■ **THE RECORDS**
####################
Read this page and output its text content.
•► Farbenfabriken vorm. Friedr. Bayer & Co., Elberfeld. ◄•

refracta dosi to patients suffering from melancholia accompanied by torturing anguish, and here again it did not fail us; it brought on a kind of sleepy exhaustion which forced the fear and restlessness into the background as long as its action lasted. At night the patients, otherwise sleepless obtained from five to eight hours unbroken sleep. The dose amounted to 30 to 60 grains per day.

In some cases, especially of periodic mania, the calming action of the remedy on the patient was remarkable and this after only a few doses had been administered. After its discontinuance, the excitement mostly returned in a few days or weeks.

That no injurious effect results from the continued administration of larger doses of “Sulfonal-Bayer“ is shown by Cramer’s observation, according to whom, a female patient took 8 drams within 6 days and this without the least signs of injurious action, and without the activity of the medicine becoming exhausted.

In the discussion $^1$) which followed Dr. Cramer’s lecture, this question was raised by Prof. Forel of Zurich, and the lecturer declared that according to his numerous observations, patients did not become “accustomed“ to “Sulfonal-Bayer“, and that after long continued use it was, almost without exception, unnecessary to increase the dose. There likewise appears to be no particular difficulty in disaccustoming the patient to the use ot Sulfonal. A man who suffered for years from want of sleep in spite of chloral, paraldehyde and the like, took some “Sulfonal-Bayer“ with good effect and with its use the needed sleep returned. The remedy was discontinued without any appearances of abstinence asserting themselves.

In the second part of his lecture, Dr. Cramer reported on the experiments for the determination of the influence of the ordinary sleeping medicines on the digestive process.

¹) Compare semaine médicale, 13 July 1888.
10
####################
Copy every line above that holds the word "doses".

■ **RESPONSE**
In some cases, especially of periodic mania, the calming action of the remedy on the patient was remarkable and this after only a few doses had been administered. After its discontinuance, the excitement mostly returned in a few days or weeks.
That no injurious effect results from the continued administration of larger doses of “Sulfonal-Bayer“ is shown by Cramer’s observation, according to whom, a female patient took 8 drams within 6 days and this without the least signs of injurious action, and without the activity of the medicine becoming exhausted.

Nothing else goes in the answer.